WHAT YOU WILL DO:
Write out the whole listing, matching it exactly.

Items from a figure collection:
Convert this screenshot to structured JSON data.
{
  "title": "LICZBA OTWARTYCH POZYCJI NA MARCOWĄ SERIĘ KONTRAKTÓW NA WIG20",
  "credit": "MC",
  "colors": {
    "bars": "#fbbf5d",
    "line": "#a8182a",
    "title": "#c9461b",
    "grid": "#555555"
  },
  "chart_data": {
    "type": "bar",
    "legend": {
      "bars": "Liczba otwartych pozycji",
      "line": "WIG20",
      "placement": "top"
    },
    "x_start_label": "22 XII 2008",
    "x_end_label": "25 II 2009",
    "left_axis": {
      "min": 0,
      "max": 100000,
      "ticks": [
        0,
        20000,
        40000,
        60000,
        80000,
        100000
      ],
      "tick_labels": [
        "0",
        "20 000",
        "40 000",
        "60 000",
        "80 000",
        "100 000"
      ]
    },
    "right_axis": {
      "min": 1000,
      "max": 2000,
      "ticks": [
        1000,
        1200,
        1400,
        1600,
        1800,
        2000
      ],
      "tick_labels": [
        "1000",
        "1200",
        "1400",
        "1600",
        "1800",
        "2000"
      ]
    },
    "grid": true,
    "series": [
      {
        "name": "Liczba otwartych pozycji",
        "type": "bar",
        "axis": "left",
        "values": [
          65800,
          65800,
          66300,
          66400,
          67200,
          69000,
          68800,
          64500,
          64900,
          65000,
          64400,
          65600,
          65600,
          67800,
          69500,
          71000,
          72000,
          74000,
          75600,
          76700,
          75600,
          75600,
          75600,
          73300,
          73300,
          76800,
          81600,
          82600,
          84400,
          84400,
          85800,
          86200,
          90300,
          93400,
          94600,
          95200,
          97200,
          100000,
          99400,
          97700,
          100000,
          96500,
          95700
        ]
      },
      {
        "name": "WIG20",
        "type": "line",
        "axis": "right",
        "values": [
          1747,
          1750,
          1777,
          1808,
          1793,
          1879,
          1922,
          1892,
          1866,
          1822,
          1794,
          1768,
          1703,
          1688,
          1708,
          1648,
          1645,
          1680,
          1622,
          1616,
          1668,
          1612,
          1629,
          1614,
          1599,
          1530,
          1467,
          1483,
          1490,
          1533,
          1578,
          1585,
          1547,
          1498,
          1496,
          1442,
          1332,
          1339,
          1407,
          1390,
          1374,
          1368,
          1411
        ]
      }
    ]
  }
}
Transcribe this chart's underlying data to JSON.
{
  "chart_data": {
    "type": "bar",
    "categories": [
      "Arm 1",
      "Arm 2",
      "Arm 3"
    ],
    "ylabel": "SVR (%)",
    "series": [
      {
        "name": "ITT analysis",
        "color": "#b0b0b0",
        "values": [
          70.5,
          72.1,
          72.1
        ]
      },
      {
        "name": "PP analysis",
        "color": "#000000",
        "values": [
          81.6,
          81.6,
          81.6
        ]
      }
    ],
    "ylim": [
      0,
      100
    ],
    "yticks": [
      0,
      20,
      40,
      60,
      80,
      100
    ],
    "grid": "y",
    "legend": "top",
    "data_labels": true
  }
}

TASK OUTPUT:
Convert this screenshot to structured JSON data.
{
  "title": "LICZBA OTWARTYCH POZYCJI NA MARCOWĄ SERIĘ KONTRAKTÓW NA WIG20",
  "credit": "MC",
  "colors": {
    "bars": "#fbbf5d",
    "line": "#a8182a",
    "title": "#c9461b",
    "grid": "#555555"
  },
  "chart_data": {
    "type": "bar",
    "legend": {
      "bars": "Liczba otwartych pozycji",
      "line": "WIG20",
      "placement": "top"
    },
    "x_start_label": "22 XII 2008",
    "x_end_label": "25 II 2009",
    "left_axis": {
      "min": 0,
      "max": 100000,
      "ticks": [
        0,
        20000,
        40000,
        60000,
        80000,
        100000
      ],
      "tick_labels": [
        "0",
        "20 000",
        "40 000",
        "60 000",
        "80 000",
        "100 000"
      ]
    },
    "right_axis": {
      "min": 1000,
      "max": 2000,
      "ticks": [
        1000,
        1200,
        1400,
        1600,
        1800,
        2000
      ],
      "tick_labels": [
        "1000",
        "1200",
        "1400",
        "1600",
        "1800",
        "2000"
      ]
    },
    "grid": true,
    "series": [
      {
        "name": "Liczba otwartych pozycji",
        "type": "bar",
        "axis": "left",
        "values": [
          65800,
          65800,
          66300,
          66400,
          67200,
          69000,
          68800,
          64500,
          64900,
          65000,
          64400,
          65600,
          65600,
          67800,
          69500,
          71000,
          72000,
          74000,
          75600,
          76700,
          75600,
          75600,
          75600,
          73300,
          73300,
          76800,
          81600,
          82600,
          84400,
          84400,
          85800,
          86200,
          90300,
          93400,
          94600,
          95200,
          97200,
          100000,
          99400,
          97700,
          100000,
          96500,
          95700
        ]
      },
      {
        "name": "WIG20",
        "type": "line",
        "axis": "right",
        "values": [
          1747,
          1750,
          1777,
          1808,
          1793,
          1879,
          1922,
          1892,
          1866,
          1822,
          1794,
          1768,
          1703,
          1688,
          1708,
          1648,
          1645,
          1680,
          1622,
          1616,
          1668,
          1612,
          1629,
          1614,
          1599,
          1530,
          1467,
          1483,
          1490,
          1533,
          1578,
          1585,
          1547,
          1498,
          1496,
          1442,
          1332,
          1339,
          1407,
          1390,
          1374,
          1368,
          1411
        ]
      }
    ]
  }
}
Transcribe this chart's underlying data to JSON.
{
  "chart_data": {
    "type": "bar",
    "categories": [
      "Arm 1",
      "Arm 2",
      "Arm 3"
    ],
    "ylabel": "SVR (%)",
    "series": [
      {
        "name": "ITT analysis",
        "color": "#b0b0b0",
        "values": [
          70.5,
          72.1,
          72.1
        ]
      },
      {
        "name": "PP analysis",
        "color": "#000000",
        "values": [
          81.6,
          81.6,
          81.6
        ]
      }
    ],
    "ylim": [
      0,
      100
    ],
    "yticks": [
      0,
      20,
      40,
      60,
      80,
      100
    ],
    "grid": "y",
    "legend": "top",
    "data_labels": true
  }
}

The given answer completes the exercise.